[Task directions] Update the lines from the line with "word-focused: focused [2135,945,2256,981]" to the line with "word-demoralized: demoralized [1128,1229,2106,1413]" by replacing "safe" with "secure" and leaving everything else unchanged. Give back only those lines.

(Stored items)
============

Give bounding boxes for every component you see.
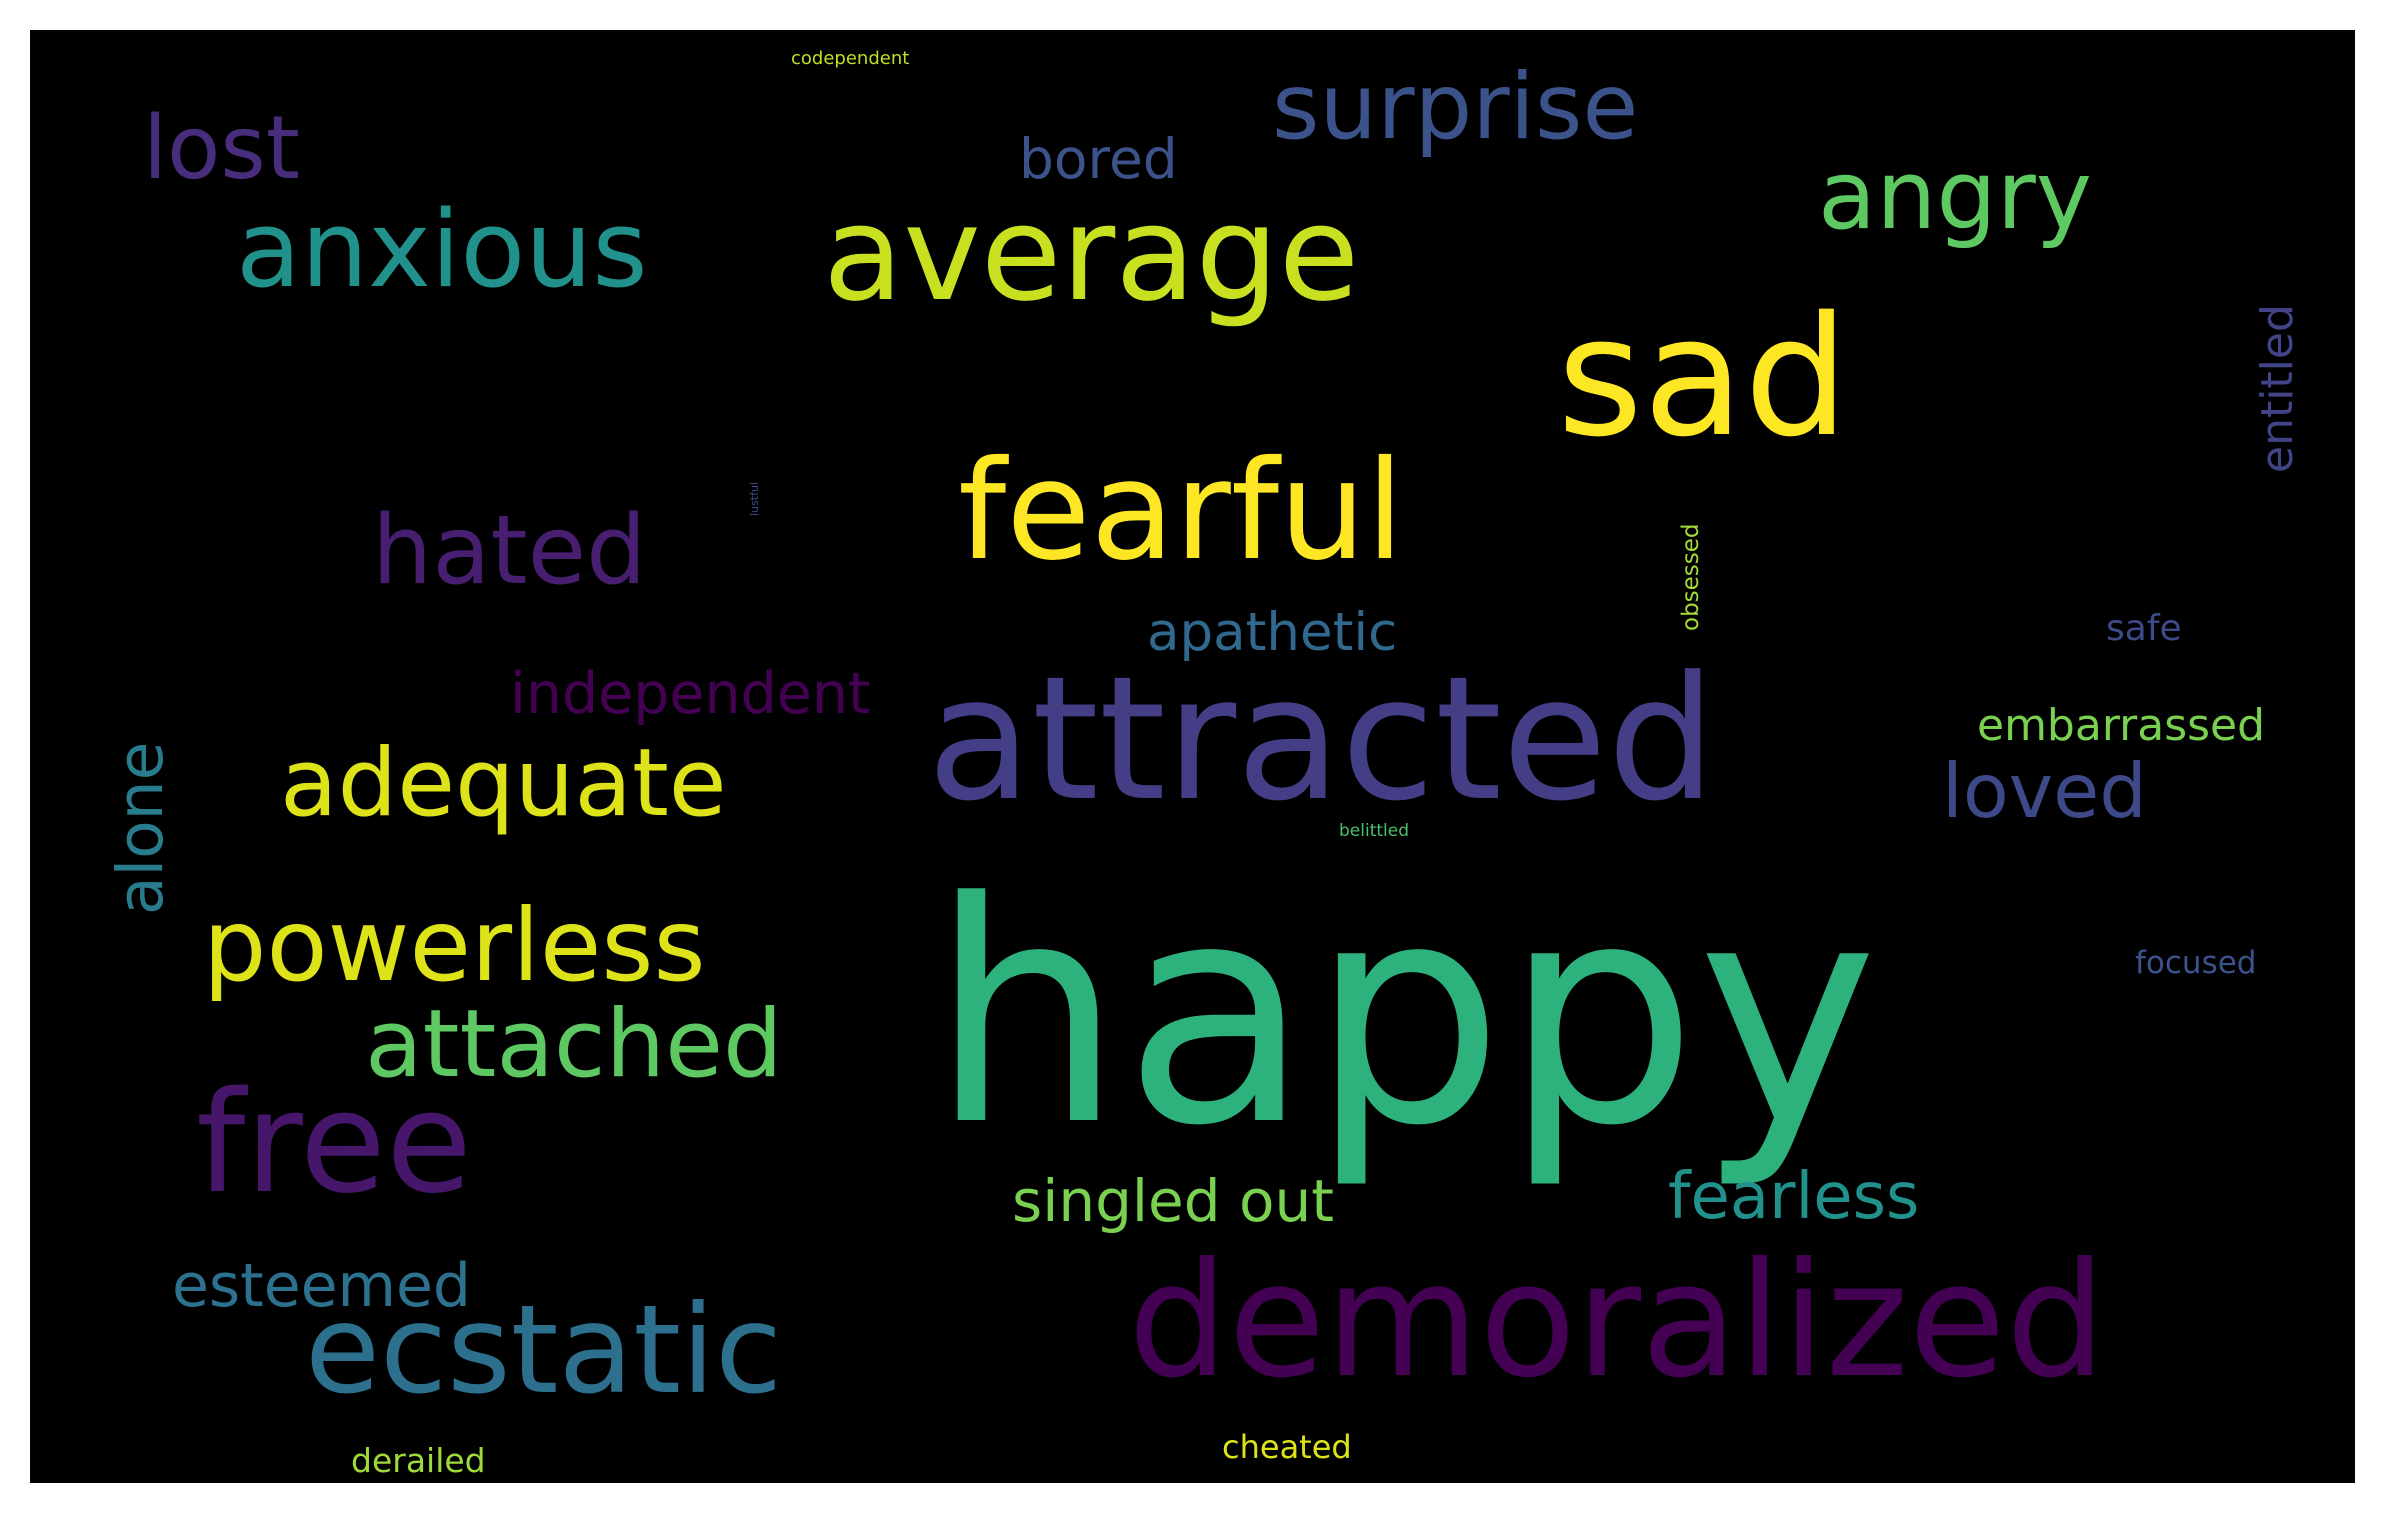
word-focused: focused [2135,945,2256,981]
word-codependent: codependent [791,48,909,69]
word-attached: attached [365,990,783,1099]
word-sad: sad [1557,281,1849,473]
word-esteemed: esteemed [172,1251,471,1321]
word-embarrassed: embarrassed [1977,700,2265,751]
word-loved: loved [1942,747,2147,835]
cloud-canvas [30,30,2355,1483]
word-derailed: derailed [351,1441,486,1480]
word-belittled: belittled [1339,821,1409,841]
word-adequate: adequate [280,729,727,838]
word-angry: angry [1818,141,2092,251]
word-fearful: fearful [958,432,1404,591]
word-bored: bored [1019,127,1178,191]
word-happy: happy [930,837,1878,1192]
word-independent: independent [510,661,870,727]
word-entitled: entitled [2252,304,2303,473]
word-lustful: lustful [748,482,761,516]
word-safe: safe [2106,608,2182,649]
word-fearless: fearless [1668,1160,1919,1234]
word-demoralized: demoralized [1128,1229,2106,1413]
word-anxious: anxious [236,188,648,311]
word-surprise: surprise [1272,55,1638,160]
word-alone: alone [104,742,177,915]
word-average: average [823,177,1359,330]
word-cheated: cheated [1222,1428,1352,1466]
word-attracted: attracted [927,640,1716,839]
word-obsessed: obsessed [1678,523,1704,631]
word-ecstatic: ecstatic [305,1279,782,1421]
word-singled-out: singled out [1012,1167,1334,1235]
word-hated: hated [372,496,646,606]
word-lost: lost [143,97,300,199]
word-apathetic: apathetic [1147,602,1397,663]
word-powerless: powerless [203,887,706,1004]
word-free: free [196,1062,472,1225]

============

[The output]
word-focused: focused [2135,945,2256,981]
word-codependent: codependent [791,48,909,69]
word-attached: attached [365,990,783,1099]
word-sad: sad [1557,281,1849,473]
word-esteemed: esteemed [172,1251,471,1321]
word-embarrassed: embarrassed [1977,700,2265,751]
word-loved: loved [1942,747,2147,835]
cloud-canvas [30,30,2355,1483]
word-derailed: derailed [351,1441,486,1480]
word-belittled: belittled [1339,821,1409,841]
word-adequate: adequate [280,729,727,838]
word-angry: angry [1818,141,2092,251]
word-fearful: fearful [958,432,1404,591]
word-bored: bored [1019,127,1178,191]
word-happy: happy [930,837,1878,1192]
word-independent: independent [510,661,870,727]
word-entitled: entitled [2252,304,2303,473]
word-lustful: lustful [748,482,761,516]
word-secure: secure [2106,608,2182,649]
word-fearless: fearless [1668,1160,1919,1234]
word-demoralized: demoralized [1128,1229,2106,1413]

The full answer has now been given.